AIM OF THE TASK
Output all records precisely as written.

^^^^^^^^^^^^^^^^

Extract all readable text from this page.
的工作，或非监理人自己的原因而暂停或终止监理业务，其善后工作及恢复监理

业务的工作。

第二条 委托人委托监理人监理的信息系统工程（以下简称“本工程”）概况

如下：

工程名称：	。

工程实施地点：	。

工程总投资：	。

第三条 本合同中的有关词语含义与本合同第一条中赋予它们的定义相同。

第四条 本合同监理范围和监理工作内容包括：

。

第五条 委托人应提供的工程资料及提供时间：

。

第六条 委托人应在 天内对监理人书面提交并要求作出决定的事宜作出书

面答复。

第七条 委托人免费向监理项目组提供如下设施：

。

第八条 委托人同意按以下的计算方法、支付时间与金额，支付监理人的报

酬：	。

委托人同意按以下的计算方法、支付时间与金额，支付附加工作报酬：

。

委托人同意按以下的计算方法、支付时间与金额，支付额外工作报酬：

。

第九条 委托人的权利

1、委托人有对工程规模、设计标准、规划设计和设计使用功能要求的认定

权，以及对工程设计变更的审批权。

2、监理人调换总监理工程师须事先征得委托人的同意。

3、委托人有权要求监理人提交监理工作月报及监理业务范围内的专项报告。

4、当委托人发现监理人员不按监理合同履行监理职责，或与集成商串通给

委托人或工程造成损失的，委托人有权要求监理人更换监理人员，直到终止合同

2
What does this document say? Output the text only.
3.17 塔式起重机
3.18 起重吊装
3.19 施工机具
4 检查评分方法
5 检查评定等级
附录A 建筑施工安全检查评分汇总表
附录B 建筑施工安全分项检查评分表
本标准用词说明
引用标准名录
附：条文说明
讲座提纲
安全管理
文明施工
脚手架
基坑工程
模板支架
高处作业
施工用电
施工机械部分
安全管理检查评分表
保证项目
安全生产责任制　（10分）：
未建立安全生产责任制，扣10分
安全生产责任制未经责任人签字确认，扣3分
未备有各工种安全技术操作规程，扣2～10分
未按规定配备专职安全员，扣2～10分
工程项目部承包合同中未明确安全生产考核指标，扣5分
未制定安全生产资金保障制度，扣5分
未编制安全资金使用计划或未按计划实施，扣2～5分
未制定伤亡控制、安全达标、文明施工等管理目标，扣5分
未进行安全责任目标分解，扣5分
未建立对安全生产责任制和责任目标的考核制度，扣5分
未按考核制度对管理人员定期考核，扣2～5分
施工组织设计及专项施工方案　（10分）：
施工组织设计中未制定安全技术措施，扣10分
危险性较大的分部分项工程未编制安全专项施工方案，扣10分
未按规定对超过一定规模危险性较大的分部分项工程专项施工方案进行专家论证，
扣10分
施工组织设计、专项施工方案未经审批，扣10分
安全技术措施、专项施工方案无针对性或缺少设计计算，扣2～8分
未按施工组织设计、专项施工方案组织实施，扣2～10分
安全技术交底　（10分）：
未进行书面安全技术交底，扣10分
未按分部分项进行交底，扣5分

^^^^^^^^^^^^^^^^

WORKED SOLUTION
Extract all readable text from this page.
的工作，或非监理人自己的原因而暂停或终止监理业务，其善后工作及恢复监理

业务的工作。

第二条 委托人委托监理人监理的信息系统工程（以下简称“本工程”）概况

如下：

工程名称：	。

工程实施地点：	。

工程总投资：	。

第三条 本合同中的有关词语含义与本合同第一条中赋予它们的定义相同。

第四条 本合同监理范围和监理工作内容包括：

。

第五条 委托人应提供的工程资料及提供时间：

。

第六条 委托人应在 天内对监理人书面提交并要求作出决定的事宜作出书

面答复。

第七条 委托人免费向监理项目组提供如下设施：

。

第八条 委托人同意按以下的计算方法、支付时间与金额，支付监理人的报

酬：	。

委托人同意按以下的计算方法、支付时间与金额，支付附加工作报酬：

。

委托人同意按以下的计算方法、支付时间与金额，支付额外工作报酬：

。

第九条 委托人的权利

1、委托人有对工程规模、设计标准、规划设计和设计使用功能要求的认定

权，以及对工程设计变更的审批权。

2、监理人调换总监理工程师须事先征得委托人的同意。

3、委托人有权要求监理人提交监理工作月报及监理业务范围内的专项报告。

4、当委托人发现监理人员不按监理合同履行监理职责，或与集成商串通给

委托人或工程造成损失的，委托人有权要求监理人更换监理人员，直到终止合同

2
What does this document say? Output the text only.
3.17 塔式起重机
3.18 起重吊装
3.19 施工机具
4 检查评分方法
5 检查评定等级
附录A 建筑施工安全检查评分汇总表
附录B 建筑施工安全分项检查评分表
本标准用词说明
引用标准名录
附：条文说明
讲座提纲
安全管理
文明施工
脚手架
基坑工程
模板支架
高处作业
施工用电
施工机械部分
安全管理检查评分表
保证项目
安全生产责任制　（10分）：
未建立安全生产责任制，扣10分
安全生产责任制未经责任人签字确认，扣3分
未备有各工种安全技术操作规程，扣2～10分
未按规定配备专职安全员，扣2～10分
工程项目部承包合同中未明确安全生产考核指标，扣5分
未制定安全生产资金保障制度，扣5分
未编制安全资金使用计划或未按计划实施，扣2～5分
未制定伤亡控制、安全达标、文明施工等管理目标，扣5分
未进行安全责任目标分解，扣5分
未建立对安全生产责任制和责任目标的考核制度，扣5分
未按考核制度对管理人员定期考核，扣2～5分
施工组织设计及专项施工方案　（10分）：
施工组织设计中未制定安全技术措施，扣10分
危险性较大的分部分项工程未编制安全专项施工方案，扣10分
未按规定对超过一定规模危险性较大的分部分项工程专项施工方案进行专家论证，
扣10分
施工组织设计、专项施工方案未经审批，扣10分
安全技术措施、专项施工方案无针对性或缺少设计计算，扣2～8分
未按施工组织设计、专项施工方案组织实施，扣2～10分
安全技术交底　（10分）：
未进行书面安全技术交底，扣10分
未按分部分项进行交底，扣5分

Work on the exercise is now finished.